▶ **PROBLEM**
Within the data below, state how many lines contain the string "target". Provide the number only.

[Entries from a visual dataset]
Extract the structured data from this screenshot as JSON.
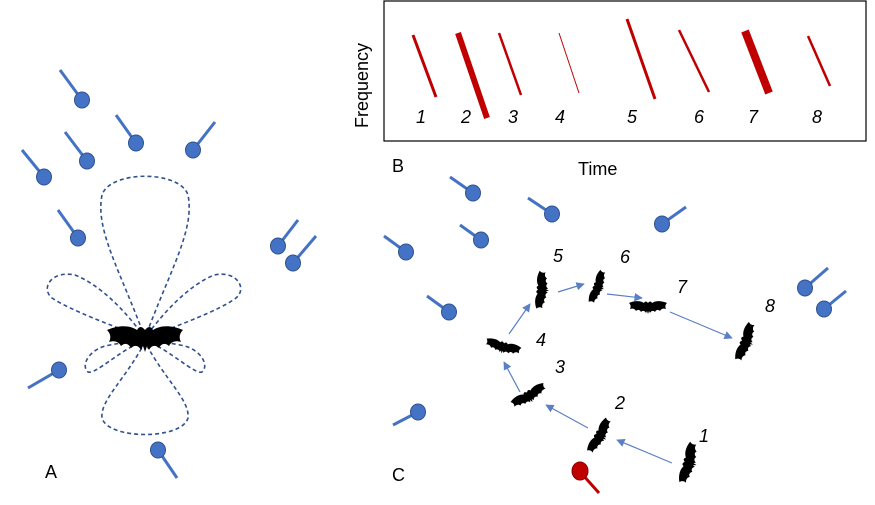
{
  "panels": {
    "a": "A",
    "b": "B",
    "c": "C"
  },
  "spectrogram": {
    "ylabel": "Frequency",
    "xlabel": "Time",
    "call_labels": [
      "1",
      "2",
      "3",
      "4",
      "5",
      "6",
      "7",
      "8"
    ],
    "call_color": "#c00000"
  },
  "trajectory": {
    "bat_labels": [
      "1",
      "2",
      "3",
      "4",
      "5",
      "6",
      "7",
      "8"
    ]
  },
  "colors": {
    "insect": "#4472c4",
    "insect_outline": "#2f528f",
    "target": "#c00000",
    "beam": "#2f4f8f",
    "arrow": "#5b7fc4",
    "bat": "#000000"
  },
  "icons": {
    "bat": "bat-silhouette-icon",
    "insect": "insect-icon",
    "target": "target-insect-icon"
  }
}
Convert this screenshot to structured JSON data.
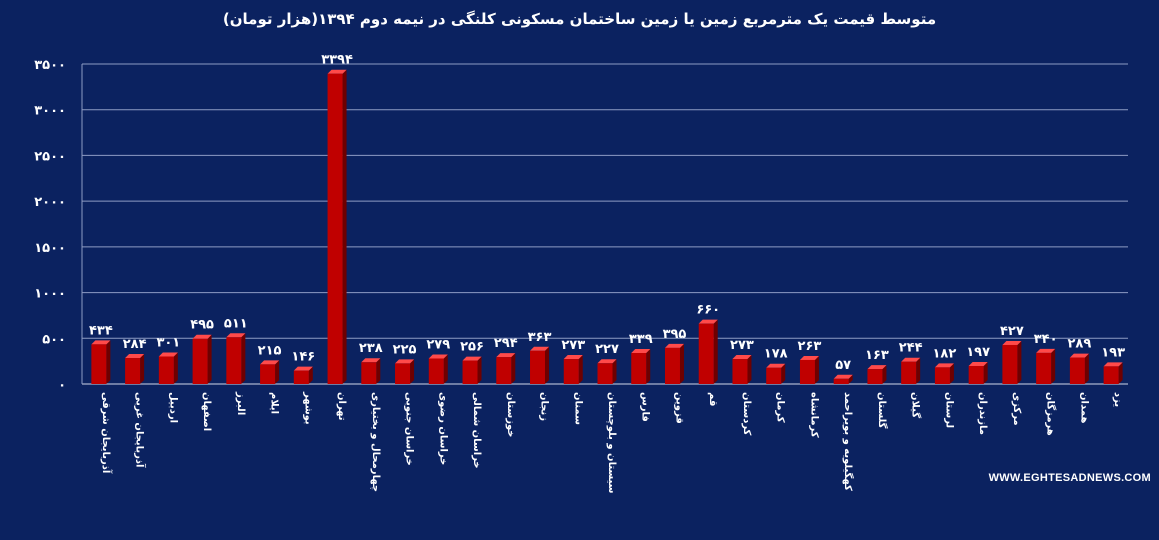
{
  "chart_data": {
    "type": "bar",
    "title": "متوسط قیمت یک مترمربع زمین یا زمین ساختمان مسکونی کلنگی در نیمه دوم ۱۳۹۴(هزار تومان)",
    "xlabel": "",
    "ylabel": "",
    "ylim": [
      0,
      3500
    ],
    "yticks": [
      0,
      500,
      1000,
      1500,
      2000,
      2500,
      3000,
      3500
    ],
    "ytick_labels": [
      "۰",
      "۵۰۰",
      "۱۰۰۰",
      "۱۵۰۰",
      "۲۰۰۰",
      "۲۵۰۰",
      "۳۰۰۰",
      "۳۵۰۰"
    ],
    "grid": true,
    "legend": "none",
    "bar_color": "#c00000",
    "categories": [
      "آذربایجان شرقی",
      "آذربایجان غربی",
      "اردبیل",
      "اصفهان",
      "البرز",
      "ایلام",
      "بوشهر",
      "تهران",
      "چهارمحال و بختیاری",
      "خراسان جنوبی",
      "خراسان رضوی",
      "خراسان شمالی",
      "خوزستان",
      "زنجان",
      "سمنان",
      "سیستان و بلوچستان",
      "فارس",
      "قزوین",
      "قم",
      "کردستان",
      "کرمان",
      "کرمانشاه",
      "کهگیلویه و بویراحمد",
      "گلستان",
      "گیلان",
      "لرستان",
      "مازندران",
      "مرکزی",
      "هرمزگان",
      "همدان",
      "یزد"
    ],
    "values": [
      434,
      284,
      301,
      495,
      511,
      215,
      146,
      3394,
      238,
      225,
      279,
      256,
      294,
      363,
      273,
      227,
      339,
      395,
      660,
      273,
      178,
      263,
      57,
      163,
      244,
      182,
      197,
      427,
      340,
      289,
      193
    ],
    "value_labels": [
      "۴۳۴",
      "۲۸۴",
      "۳۰۱",
      "۴۹۵",
      "۵۱۱",
      "۲۱۵",
      "۱۴۶",
      "۳۳۹۴",
      "۲۳۸",
      "۲۲۵",
      "۲۷۹",
      "۲۵۶",
      "۲۹۴",
      "۳۶۳",
      "۲۷۳",
      "۲۲۷",
      "۳۳۹",
      "۳۹۵",
      "۶۶۰",
      "۲۷۳",
      "۱۷۸",
      "۲۶۳",
      "۵۷",
      "۱۶۳",
      "۲۴۴",
      "۱۸۲",
      "۱۹۷",
      "۴۲۷",
      "۳۴۰",
      "۲۸۹",
      "۱۹۳"
    ]
  },
  "watermark": "WWW.EGHTESADNEWS.COM"
}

▶ **THE REPLY**
2